** WORK REQUIRED **
What lines of the data include the string "ylabel"? Copy them all.
__________
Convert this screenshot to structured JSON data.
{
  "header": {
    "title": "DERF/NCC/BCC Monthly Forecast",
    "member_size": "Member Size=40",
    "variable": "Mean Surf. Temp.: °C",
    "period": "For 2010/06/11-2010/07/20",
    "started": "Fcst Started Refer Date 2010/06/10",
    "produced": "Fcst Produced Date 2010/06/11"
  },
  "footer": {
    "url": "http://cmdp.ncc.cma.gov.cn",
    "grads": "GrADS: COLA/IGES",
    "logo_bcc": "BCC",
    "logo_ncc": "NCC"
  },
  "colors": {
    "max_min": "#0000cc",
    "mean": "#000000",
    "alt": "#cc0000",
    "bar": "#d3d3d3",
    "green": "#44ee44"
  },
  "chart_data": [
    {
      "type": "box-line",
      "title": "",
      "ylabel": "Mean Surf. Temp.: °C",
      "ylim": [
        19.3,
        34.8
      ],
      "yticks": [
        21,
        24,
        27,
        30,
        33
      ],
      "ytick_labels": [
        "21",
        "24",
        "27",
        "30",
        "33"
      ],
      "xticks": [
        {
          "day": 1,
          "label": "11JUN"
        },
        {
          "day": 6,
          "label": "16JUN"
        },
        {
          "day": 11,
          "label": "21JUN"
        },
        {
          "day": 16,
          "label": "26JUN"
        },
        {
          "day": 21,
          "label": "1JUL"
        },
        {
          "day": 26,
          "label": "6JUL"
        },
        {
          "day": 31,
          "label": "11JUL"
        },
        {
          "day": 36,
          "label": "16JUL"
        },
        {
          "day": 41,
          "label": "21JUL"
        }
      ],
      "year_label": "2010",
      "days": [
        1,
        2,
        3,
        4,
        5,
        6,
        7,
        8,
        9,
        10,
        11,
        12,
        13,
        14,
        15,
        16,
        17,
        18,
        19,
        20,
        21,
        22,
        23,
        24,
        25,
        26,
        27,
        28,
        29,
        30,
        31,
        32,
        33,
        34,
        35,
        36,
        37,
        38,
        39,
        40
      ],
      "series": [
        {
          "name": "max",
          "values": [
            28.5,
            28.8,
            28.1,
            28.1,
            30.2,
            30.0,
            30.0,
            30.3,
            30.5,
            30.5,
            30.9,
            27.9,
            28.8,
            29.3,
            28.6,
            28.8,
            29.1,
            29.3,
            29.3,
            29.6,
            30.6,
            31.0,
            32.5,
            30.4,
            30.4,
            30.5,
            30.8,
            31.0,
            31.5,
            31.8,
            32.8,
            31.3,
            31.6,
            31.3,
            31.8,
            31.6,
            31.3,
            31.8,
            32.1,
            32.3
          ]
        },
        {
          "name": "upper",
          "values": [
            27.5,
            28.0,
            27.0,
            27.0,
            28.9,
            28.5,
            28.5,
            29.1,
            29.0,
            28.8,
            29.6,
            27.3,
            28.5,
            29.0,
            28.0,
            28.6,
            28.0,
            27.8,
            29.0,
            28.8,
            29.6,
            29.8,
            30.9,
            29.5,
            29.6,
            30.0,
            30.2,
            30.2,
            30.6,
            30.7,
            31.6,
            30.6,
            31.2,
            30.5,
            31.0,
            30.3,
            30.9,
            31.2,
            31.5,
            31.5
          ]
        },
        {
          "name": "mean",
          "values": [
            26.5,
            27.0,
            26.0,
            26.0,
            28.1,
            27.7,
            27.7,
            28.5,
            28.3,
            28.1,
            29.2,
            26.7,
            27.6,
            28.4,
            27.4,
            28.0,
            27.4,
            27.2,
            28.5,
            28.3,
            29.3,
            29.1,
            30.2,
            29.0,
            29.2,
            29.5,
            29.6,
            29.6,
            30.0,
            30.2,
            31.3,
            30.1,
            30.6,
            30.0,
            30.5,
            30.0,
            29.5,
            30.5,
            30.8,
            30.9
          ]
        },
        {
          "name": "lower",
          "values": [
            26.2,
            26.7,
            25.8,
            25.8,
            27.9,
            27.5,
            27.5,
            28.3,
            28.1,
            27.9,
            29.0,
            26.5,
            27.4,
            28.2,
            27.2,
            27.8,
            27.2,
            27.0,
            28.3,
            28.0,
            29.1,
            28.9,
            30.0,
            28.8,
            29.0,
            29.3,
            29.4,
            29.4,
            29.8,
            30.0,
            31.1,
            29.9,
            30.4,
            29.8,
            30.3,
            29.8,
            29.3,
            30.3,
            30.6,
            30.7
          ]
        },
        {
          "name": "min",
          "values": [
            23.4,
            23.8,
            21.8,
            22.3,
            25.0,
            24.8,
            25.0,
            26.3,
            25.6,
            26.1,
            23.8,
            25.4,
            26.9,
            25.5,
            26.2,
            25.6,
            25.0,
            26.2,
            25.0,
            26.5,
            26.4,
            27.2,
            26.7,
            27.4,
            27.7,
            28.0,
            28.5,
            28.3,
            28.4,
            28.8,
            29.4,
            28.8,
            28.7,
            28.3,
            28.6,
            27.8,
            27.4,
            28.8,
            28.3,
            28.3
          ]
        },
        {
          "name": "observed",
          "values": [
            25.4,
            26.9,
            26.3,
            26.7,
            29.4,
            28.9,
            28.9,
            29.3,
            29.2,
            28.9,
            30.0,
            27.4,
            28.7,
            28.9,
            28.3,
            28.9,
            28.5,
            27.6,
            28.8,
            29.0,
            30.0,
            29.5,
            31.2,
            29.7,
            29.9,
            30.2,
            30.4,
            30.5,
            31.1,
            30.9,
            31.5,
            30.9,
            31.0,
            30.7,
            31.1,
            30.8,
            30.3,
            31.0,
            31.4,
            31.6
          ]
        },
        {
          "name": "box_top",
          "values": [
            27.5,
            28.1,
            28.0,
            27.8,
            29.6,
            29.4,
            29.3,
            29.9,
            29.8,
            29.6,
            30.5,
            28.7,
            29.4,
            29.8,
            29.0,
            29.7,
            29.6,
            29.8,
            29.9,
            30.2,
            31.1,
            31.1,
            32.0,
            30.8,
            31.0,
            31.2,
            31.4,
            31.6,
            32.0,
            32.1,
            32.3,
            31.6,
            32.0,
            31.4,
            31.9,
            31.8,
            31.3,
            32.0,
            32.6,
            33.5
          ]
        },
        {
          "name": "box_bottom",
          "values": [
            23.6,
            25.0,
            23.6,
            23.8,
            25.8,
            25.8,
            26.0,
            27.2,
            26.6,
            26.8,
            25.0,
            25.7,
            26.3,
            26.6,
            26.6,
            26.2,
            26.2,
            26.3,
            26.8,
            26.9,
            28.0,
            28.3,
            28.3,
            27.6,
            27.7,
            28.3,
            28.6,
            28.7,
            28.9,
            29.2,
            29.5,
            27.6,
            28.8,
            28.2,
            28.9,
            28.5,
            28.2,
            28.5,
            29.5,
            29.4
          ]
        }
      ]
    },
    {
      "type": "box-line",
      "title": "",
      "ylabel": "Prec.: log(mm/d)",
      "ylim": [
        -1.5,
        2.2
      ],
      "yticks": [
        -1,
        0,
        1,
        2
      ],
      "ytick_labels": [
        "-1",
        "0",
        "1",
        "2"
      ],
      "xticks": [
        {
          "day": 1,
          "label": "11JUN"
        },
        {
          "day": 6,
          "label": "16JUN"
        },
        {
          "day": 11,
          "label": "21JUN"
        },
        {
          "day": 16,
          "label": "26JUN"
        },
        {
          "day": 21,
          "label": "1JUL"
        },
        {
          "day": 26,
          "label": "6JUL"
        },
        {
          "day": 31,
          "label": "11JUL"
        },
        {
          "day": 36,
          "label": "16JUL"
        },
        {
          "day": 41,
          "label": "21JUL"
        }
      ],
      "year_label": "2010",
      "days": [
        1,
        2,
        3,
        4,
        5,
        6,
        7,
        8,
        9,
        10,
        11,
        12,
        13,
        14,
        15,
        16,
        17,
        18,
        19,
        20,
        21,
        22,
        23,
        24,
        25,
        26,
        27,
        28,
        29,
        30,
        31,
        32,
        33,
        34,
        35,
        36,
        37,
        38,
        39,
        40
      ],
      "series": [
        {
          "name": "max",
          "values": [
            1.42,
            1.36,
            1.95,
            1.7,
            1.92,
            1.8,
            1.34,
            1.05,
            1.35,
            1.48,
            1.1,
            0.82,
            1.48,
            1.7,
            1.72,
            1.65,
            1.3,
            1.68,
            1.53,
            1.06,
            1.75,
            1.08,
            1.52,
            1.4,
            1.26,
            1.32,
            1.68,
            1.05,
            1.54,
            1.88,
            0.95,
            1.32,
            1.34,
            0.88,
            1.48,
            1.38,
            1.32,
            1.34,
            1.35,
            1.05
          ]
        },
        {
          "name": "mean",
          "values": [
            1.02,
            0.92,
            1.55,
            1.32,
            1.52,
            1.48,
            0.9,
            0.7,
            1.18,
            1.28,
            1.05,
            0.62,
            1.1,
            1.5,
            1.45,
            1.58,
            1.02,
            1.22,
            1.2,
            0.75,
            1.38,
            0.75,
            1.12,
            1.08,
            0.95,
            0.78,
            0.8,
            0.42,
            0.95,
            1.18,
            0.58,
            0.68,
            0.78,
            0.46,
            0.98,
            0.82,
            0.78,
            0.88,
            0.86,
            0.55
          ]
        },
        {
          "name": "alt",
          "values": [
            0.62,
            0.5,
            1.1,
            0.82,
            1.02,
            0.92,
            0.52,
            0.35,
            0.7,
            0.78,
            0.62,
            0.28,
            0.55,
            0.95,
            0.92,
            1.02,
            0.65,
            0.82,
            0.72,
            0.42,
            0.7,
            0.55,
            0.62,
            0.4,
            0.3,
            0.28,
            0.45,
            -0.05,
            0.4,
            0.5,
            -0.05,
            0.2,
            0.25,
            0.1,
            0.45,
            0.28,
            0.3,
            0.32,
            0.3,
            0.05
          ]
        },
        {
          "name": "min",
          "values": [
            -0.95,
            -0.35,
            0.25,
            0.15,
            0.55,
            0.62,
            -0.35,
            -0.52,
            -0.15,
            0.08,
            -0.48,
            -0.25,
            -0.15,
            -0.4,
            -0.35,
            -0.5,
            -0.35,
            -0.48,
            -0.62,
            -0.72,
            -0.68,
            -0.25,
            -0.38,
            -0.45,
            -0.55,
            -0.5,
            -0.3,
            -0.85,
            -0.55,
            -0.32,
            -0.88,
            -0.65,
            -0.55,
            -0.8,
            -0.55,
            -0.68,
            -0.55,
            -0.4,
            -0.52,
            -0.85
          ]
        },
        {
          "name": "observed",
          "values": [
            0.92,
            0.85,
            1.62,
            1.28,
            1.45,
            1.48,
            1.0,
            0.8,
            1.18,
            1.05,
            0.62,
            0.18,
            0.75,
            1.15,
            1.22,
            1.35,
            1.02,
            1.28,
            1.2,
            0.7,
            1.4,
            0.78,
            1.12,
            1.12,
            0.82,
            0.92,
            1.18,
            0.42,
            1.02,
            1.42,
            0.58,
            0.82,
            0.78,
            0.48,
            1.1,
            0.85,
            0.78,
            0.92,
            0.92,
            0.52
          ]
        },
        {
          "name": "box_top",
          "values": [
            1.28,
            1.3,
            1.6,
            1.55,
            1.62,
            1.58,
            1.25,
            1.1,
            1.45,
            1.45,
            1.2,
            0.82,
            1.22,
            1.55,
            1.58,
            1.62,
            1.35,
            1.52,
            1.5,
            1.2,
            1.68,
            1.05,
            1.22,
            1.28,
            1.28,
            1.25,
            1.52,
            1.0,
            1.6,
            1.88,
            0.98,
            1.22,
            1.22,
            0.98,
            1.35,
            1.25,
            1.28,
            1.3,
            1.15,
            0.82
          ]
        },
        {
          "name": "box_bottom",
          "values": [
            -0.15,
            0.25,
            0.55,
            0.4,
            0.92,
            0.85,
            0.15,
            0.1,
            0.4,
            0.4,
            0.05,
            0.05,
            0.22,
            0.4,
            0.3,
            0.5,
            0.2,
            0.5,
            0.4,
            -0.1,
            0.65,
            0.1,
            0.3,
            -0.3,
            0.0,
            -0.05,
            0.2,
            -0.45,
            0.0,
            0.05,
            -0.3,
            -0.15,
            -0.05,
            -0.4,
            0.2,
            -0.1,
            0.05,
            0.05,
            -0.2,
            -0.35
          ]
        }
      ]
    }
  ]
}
__________
** OUTPUT FOR THIS TASK **
      "ylabel": "Mean Surf. Temp.: °C",
      "ylabel": "Prec.: log(mm/d)",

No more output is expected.